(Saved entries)

╭──

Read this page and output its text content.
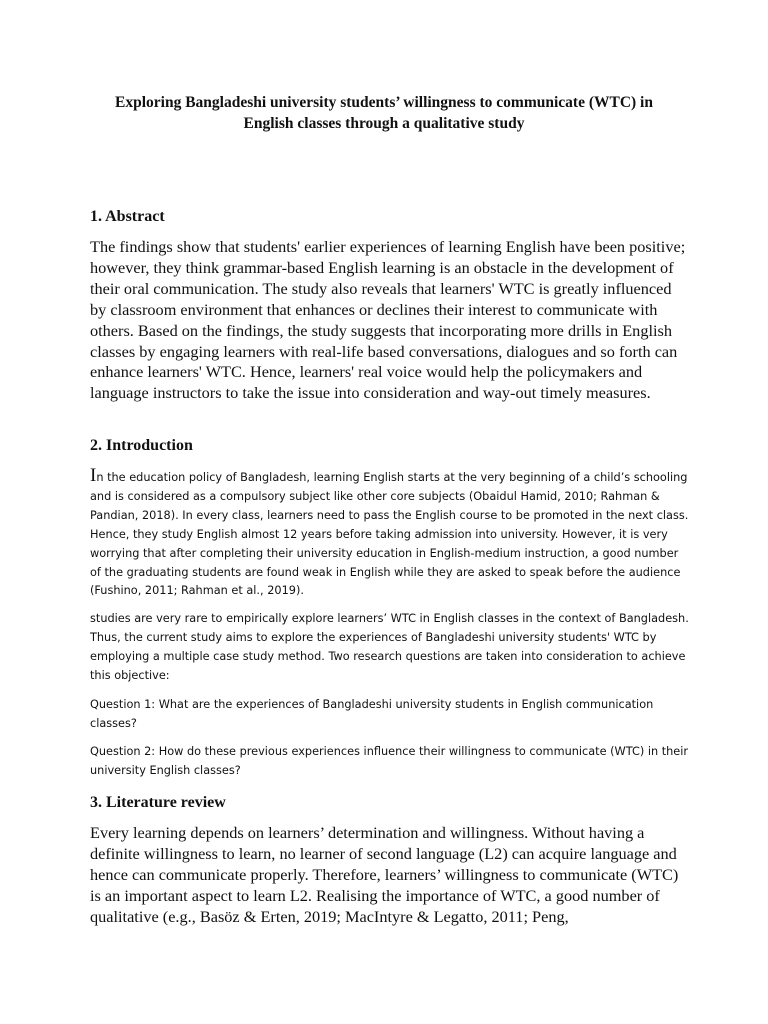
Exploring Bangladeshi university students’ willingness to communicate (WTC) in
English classes through a qualitative study
1. Abstract

The findings show that students' earlier experiences of learning English have been positive; however, they think grammar-based English learning is an obstacle in the development of their oral communication. The study also reveals that learners' WTC is greatly influenced by classroom environment that enhances or declines their interest to communicate with others. Based on the findings, the study suggests that incorporating more drills in English classes by engaging learners with real-life based conversations, dialogues and so forth can enhance learners' WTC. Hence, learners' real voice would help the policymakers and language instructors to take the issue into consideration and way-out timely measures.

2. Introduction

In the education policy of Bangladesh, learning English starts at the very beginning of a child’s schooling and is considered as a compulsory subject like other core subjects (Obaidul Hamid, 2010; Rahman & Pandian, 2018). In every class, learners need to pass the English course to be promoted in the next class. Hence, they study English almost 12 years before taking admission into university. However, it is very worrying that after completing their university education in English-medium instruction, a good number of the graduating students are found weak in English while they are asked to speak before the audience (Fushino, 2011; Rahman et al., 2019).

studies are very rare to empirically explore learners’ WTC in English classes in the context of Bangladesh. Thus, the current study aims to explore the experiences of Bangladeshi university students' WTC by employing a multiple case study method. Two research questions are taken into consideration to achieve this objective:

Question 1: What are the experiences of Bangladeshi university students in English communication classes?

Question 2: How do these previous experiences influence their willingness to communicate (WTC) in their university English classes?

3. Literature review

Every learning depends on learners’ determination and willingness. Without having a definite willingness to learn, no learner of second language (L2) can acquire language and hence can communicate properly. Therefore, learners’ willingness to communicate (WTC) is an important aspect to learn L2. Realising the importance of WTC, a good number of qualitative (e.g., Basöz & Erten, 2019; MacIntyre & Legatto, 2011; Peng,
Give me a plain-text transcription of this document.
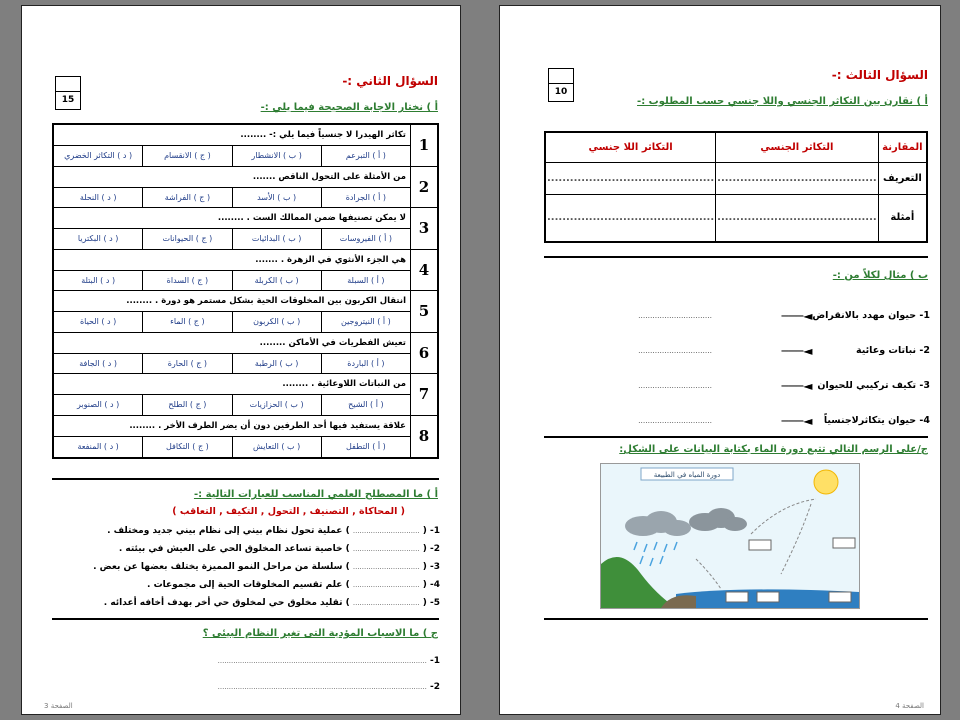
السؤال الثاني :-
15
أ ) نختار الاجابة الصحيحة فيما يلي :-
1
تكاثر الهيدرا لا جنسياً فيما يلي :- ........
( أ ) التبرعم
( ب ) الانشطار
( ج ) الانقسام
( د ) التكاثر الخضري
2
من الأمثلة على التحول الناقص .......
( أ ) الجرادة
( ب ) الأسد
( ج ) الفراشة
( د ) النحلة
3
لا يمكن تصنيفها ضمن الممالك الست . ........
( أ ) الفيروسات
( ب ) البدائيات
( ج ) الحيوانات
( د ) البكتريا
4
هي الجزء الأنثوي في الزهرة . .......
( أ ) السبلة
( ب ) الكربلة
( ج ) السداة
( د ) البتلة
5
انتقال الكربون بين المخلوقات الحية بشكل مستمر هو دورة . ........
( أ ) النيتروجين
( ب ) الكربون
( ج ) الماء
( د ) الحياة
6
تعيش الفطريات في الأماكن ........
( أ ) الباردة
( ب ) الرطبة
( ج ) الحارة
( د ) الجافة
7
من النباتات اللاوعائية . ........
( أ ) الشيح
( ب ) الحزازيات
( ج ) الطلح
( د ) الصنوبر
8
علاقة يستفيد فيها أحد الطرفين دون أن يضر الطرف الأخر . ........
( أ ) التطفل
( ب ) التعايش
( ج ) التكافل
( د ) المنفعة
أ ) ما المصطلح العلمي المناسب للعبارات التالية :-
( المحاكاة , التصنيف , التحول , التكيف , التعاقب )
1- ( .............................. ) عملية تحول نظام بيني إلى نظام بيني جديد ومختلف .
2- ( .............................. ) خاصية تساعد المخلوق الحي على العيش في بيئته .
3- ( .............................. ) سلسلة من مراحل النمو المميزة يختلف بعضها عن بعض .
4- ( .............................. ) علم تقسيم المخلوقات الحية إلى مجموعات .
5- ( .............................. ) تقليد مخلوق حي لمخلوق حي أخر بهدف أخافه أعدائه .
ج ) ما الاسباب المؤدية التى تغير النظام البيئى ؟
1- ..............................................................................................
2- ..............................................................................................
الصفحة 3
السؤال الثالث :-
10
أ ) نقارن بين التكاثر الجنسي واللا جنسي حسب المطلوب :-
المقارنة	التكاثر الجنسي	التكاثر اللا جنسي
التعريف	..........................................	............................................
أمثلة	..........................................	............................................
ب ) مثال لكلاً من :-
1- حيوان مهدد بالانقراض
◄───
...............................
2- نباتات وعائية
◄───
...............................
3- تكيف تركيبي للحيوان
◄───
...............................
4- حيوان يتكاثرلاجنسياً
◄───
...............................
ج/على الرسم التالي تتبع دورة الماء بكتابة البيانات على الشكل:
دورة المياه في الطبيعة
الصفحة 4
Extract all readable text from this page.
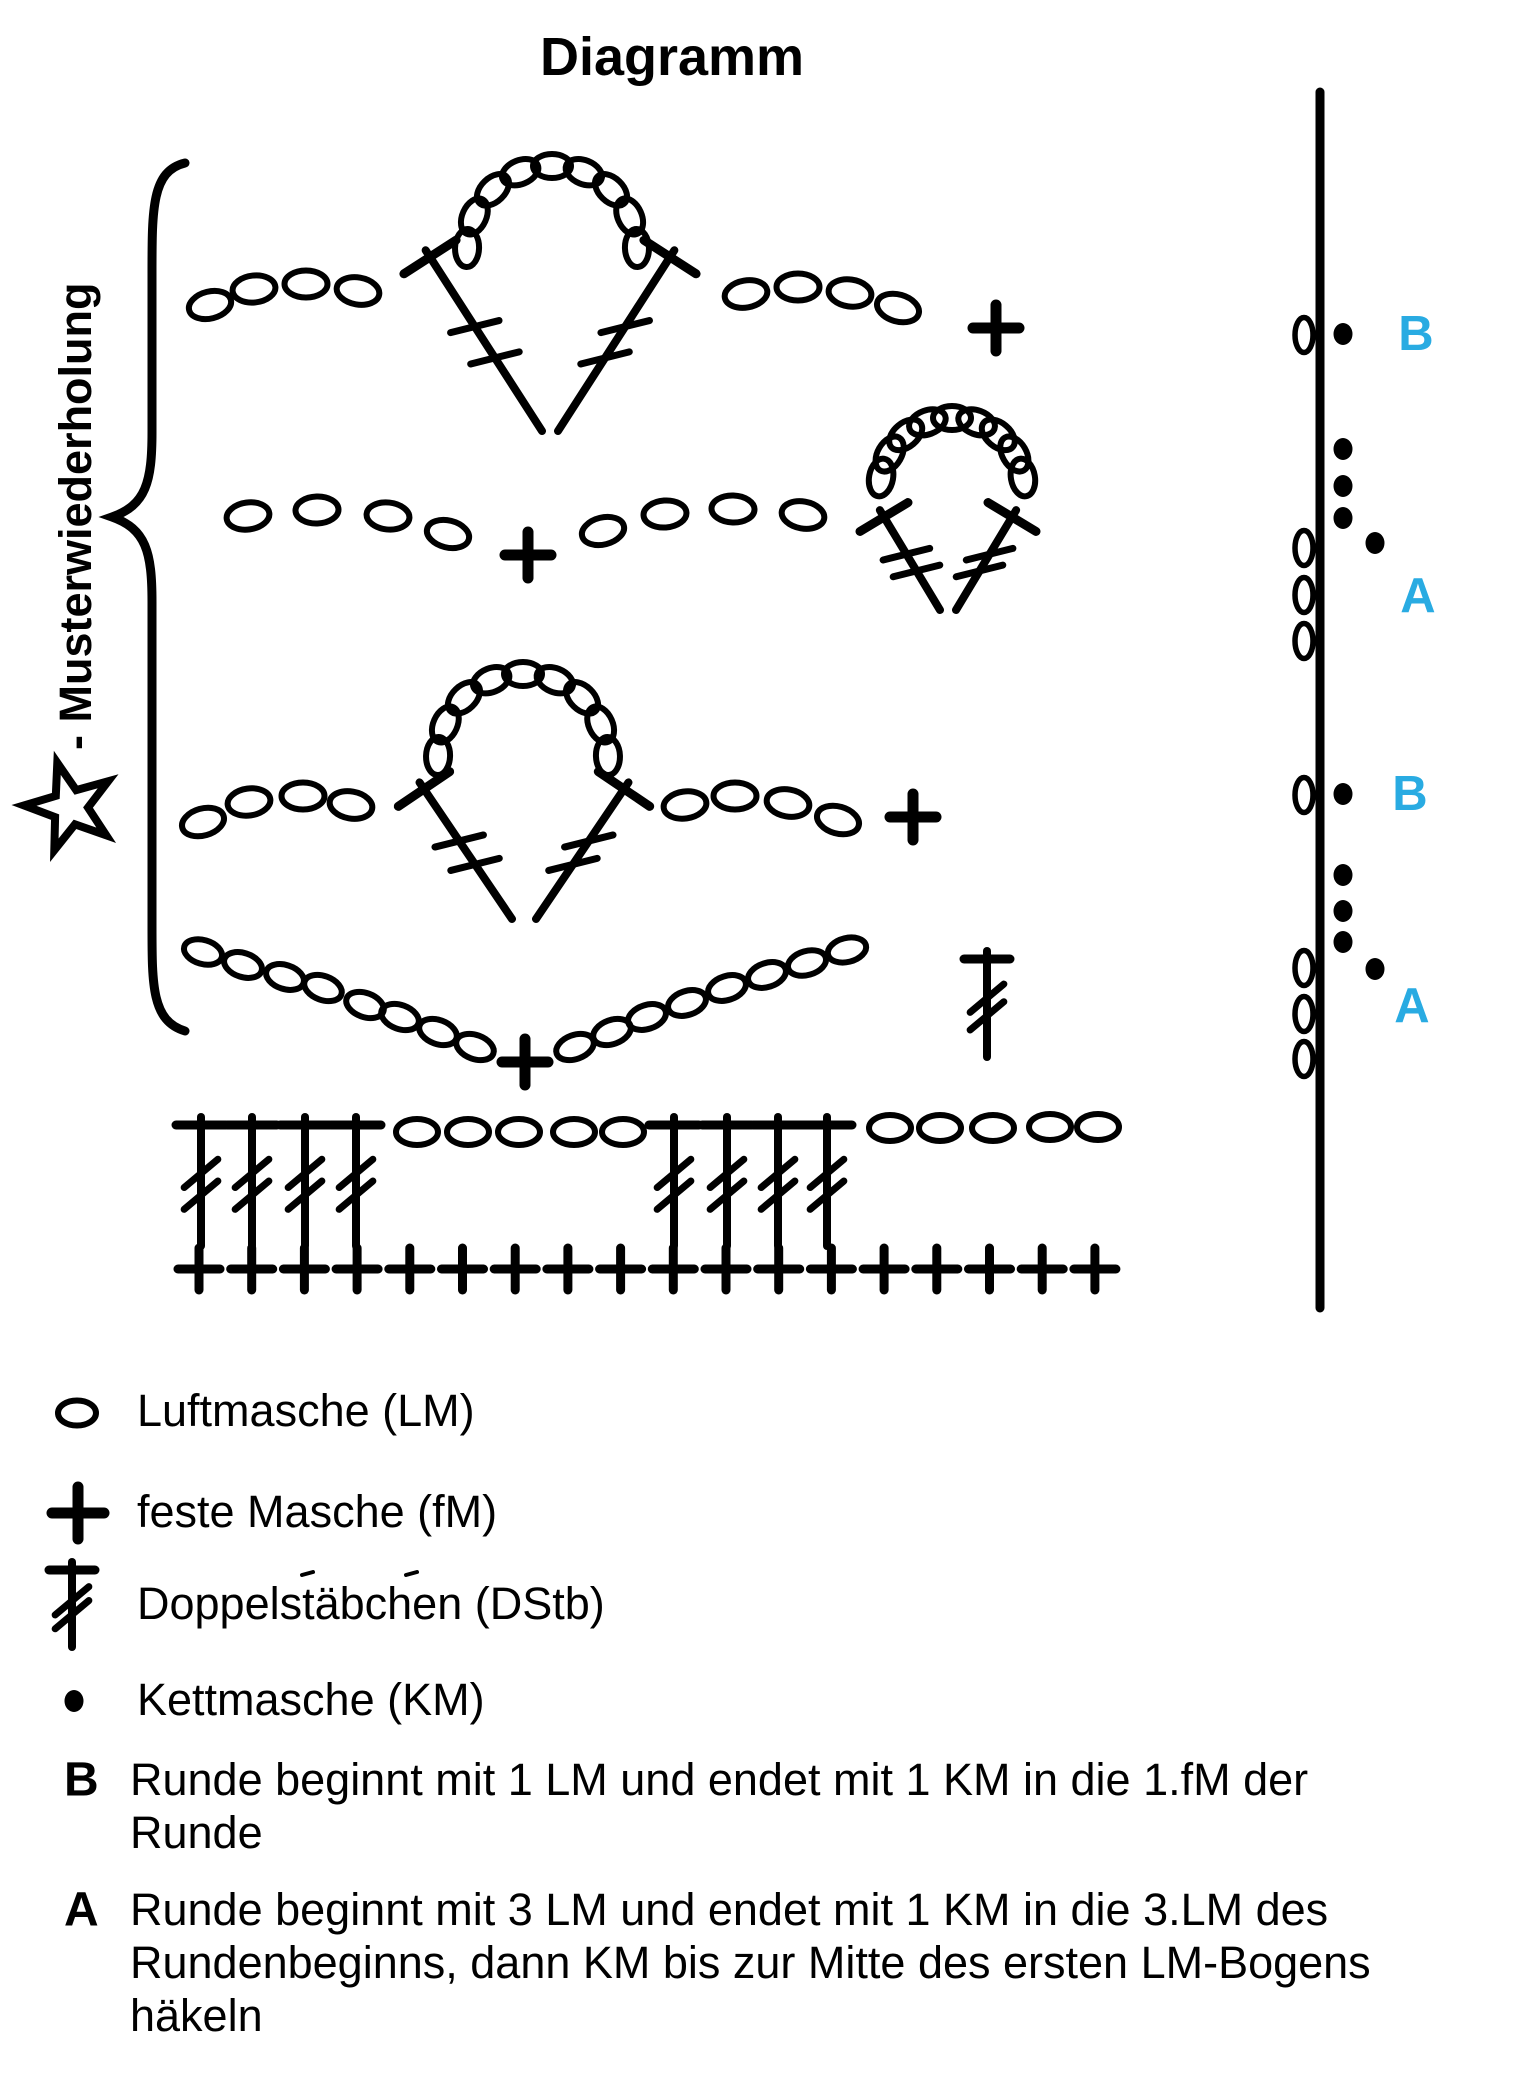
Diagramm
- Musterwiederholung	B
A
B
A
Luftmasche (LM)
feste Masche (fM)
Doppelstäbchen (DStb)
Kettmasche (KM)
B Runde beginnt mit 1 LM und endet mit 1 KM in die 1.fM der
Runde
A Runde beginnt mit 3 LM und endet mit 1 KM in die 3.LM des
Rundenbeginns, dann KM bis zur Mitte des ersten LM-Bogens
häkeln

╰──

» **TASK GOAL**:
Exclude every picture and copy the remaining data exactly.

» **EXERCISE ANSWER**:
Read this page and output its text content.
Exploring Bangladeshi university students’ willingness to communicate (WTC) in
English classes through a qualitative study
1. Abstract

The findings show that students' earlier experiences of learning English have been positive; however, they think grammar-based English learning is an obstacle in the development of their oral communication. The study also reveals that learners' WTC is greatly influenced by classroom environment that enhances or declines their interest to communicate with others. Based on the findings, the study suggests that incorporating more drills in English classes by engaging learners with real-life based conversations, dialogues and so forth can enhance learners' WTC. Hence, learners' real voice would help the policymakers and language instructors to take the issue into consideration and way-out timely measures.

2. Introduction

In the education policy of Bangladesh, learning English starts at the very beginning of a child’s schooling and is considered as a compulsory subject like other core subjects (Obaidul Hamid, 2010; Rahman & Pandian, 2018). In every class, learners need to pass the English course to be promoted in the next class. Hence, they study English almost 12 years before taking admission into university. However, it is very worrying that after completing their university education in English-medium instruction, a good number of the graduating students are found weak in English while they are asked to speak before the audience (Fushino, 2011; Rahman et al., 2019).

studies are very rare to empirically explore learners’ WTC in English classes in the context of Bangladesh. Thus, the current study aims to explore the experiences of Bangladeshi university students' WTC by employing a multiple case study method. Two research questions are taken into consideration to achieve this objective:

Question 1: What are the experiences of Bangladeshi university students in English communication classes?

Question 2: How do these previous experiences influence their willingness to communicate (WTC) in their university English classes?

3. Literature review

Every learning depends on learners’ determination and willingness. Without having a definite willingness to learn, no learner of second language (L2) can acquire language and hence can communicate properly. Therefore, learners’ willingness to communicate (WTC) is an important aspect to learn L2. Realising the importance of WTC, a good number of qualitative (e.g., Basöz & Erten, 2019; MacIntyre & Legatto, 2011; Peng,
Give me a plain-text transcription of this document.
السؤال الثاني :-
15
أ ) نختار الاجابة الصحيحة فيما يلي :-
1
تكاثر الهيدرا لا جنسياً فيما يلي :- ........
( أ ) التبرعم
( ب ) الانشطار
( ج ) الانقسام
( د ) التكاثر الخضري
2
من الأمثلة على التحول الناقص .......
( أ ) الجرادة
( ب ) الأسد
( ج ) الفراشة
( د ) النحلة
3
لا يمكن تصنيفها ضمن الممالك الست . ........
( أ ) الفيروسات
( ب ) البدائيات
( ج ) الحيوانات
( د ) البكتريا
4
هي الجزء الأنثوي في الزهرة . .......
( أ ) السبلة
( ب ) الكربلة
( ج ) السداة
( د ) البتلة
5
انتقال الكربون بين المخلوقات الحية بشكل مستمر هو دورة . ........
( أ ) النيتروجين
( ب ) الكربون
( ج ) الماء
( د ) الحياة
6
تعيش الفطريات في الأماكن ........
( أ ) الباردة
( ب ) الرطبة
( ج ) الحارة
( د ) الجافة
7
من النباتات اللاوعائية . ........
( أ ) الشيح
( ب ) الحزازيات
( ج ) الطلح
( د ) الصنوبر
8
علاقة يستفيد فيها أحد الطرفين دون أن يضر الطرف الأخر . ........
( أ ) التطفل
( ب ) التعايش
( ج ) التكافل
( د ) المنفعة
أ ) ما المصطلح العلمي المناسب للعبارات التالية :-
( المحاكاة , التصنيف , التحول , التكيف , التعاقب )
1- ( .............................. ) عملية تحول نظام بيني إلى نظام بيني جديد ومختلف .
2- ( .............................. ) خاصية تساعد المخلوق الحي على العيش في بيئته .
3- ( .............................. ) سلسلة من مراحل النمو المميزة يختلف بعضها عن بعض .
4- ( .............................. ) علم تقسيم المخلوقات الحية إلى مجموعات .
5- ( .............................. ) تقليد مخلوق حي لمخلوق حي أخر بهدف أخافه أعدائه .
ج ) ما الاسباب المؤدية التى تغير النظام البيئى ؟
1- ..............................................................................................
2- ..............................................................................................
الصفحة 3
السؤال الثالث :-
10
أ ) نقارن بين التكاثر الجنسي واللا جنسي حسب المطلوب :-
المقارنة	التكاثر الجنسي	التكاثر اللا جنسي
التعريف	..........................................	............................................
أمثلة	..........................................	............................................
ب ) مثال لكلاً من :-
1- حيوان مهدد بالانقراض
◄───
...............................
2- نباتات وعائية
◄───
...............................
3- تكيف تركيبي للحيوان
◄───
...............................
4- حيوان يتكاثرلاجنسياً
◄───
...............................
ج/على الرسم التالي تتبع دورة الماء بكتابة البيانات على الشكل:
دورة المياه في الطبيعة
الصفحة 4
Extract all readable text from this page.
Diagramm
- Musterwiederholung	B
A
B
A
Luftmasche (LM)
feste Masche (fM)
Doppelstäbchen (DStb)
Kettmasche (KM)
B Runde beginnt mit 1 LM und endet mit 1 KM in die 1.fM der
Runde
A Runde beginnt mit 3 LM und endet mit 1 KM in die 3.LM des
Rundenbeginns, dann KM bis zur Mitte des ersten LM-Bogens
häkeln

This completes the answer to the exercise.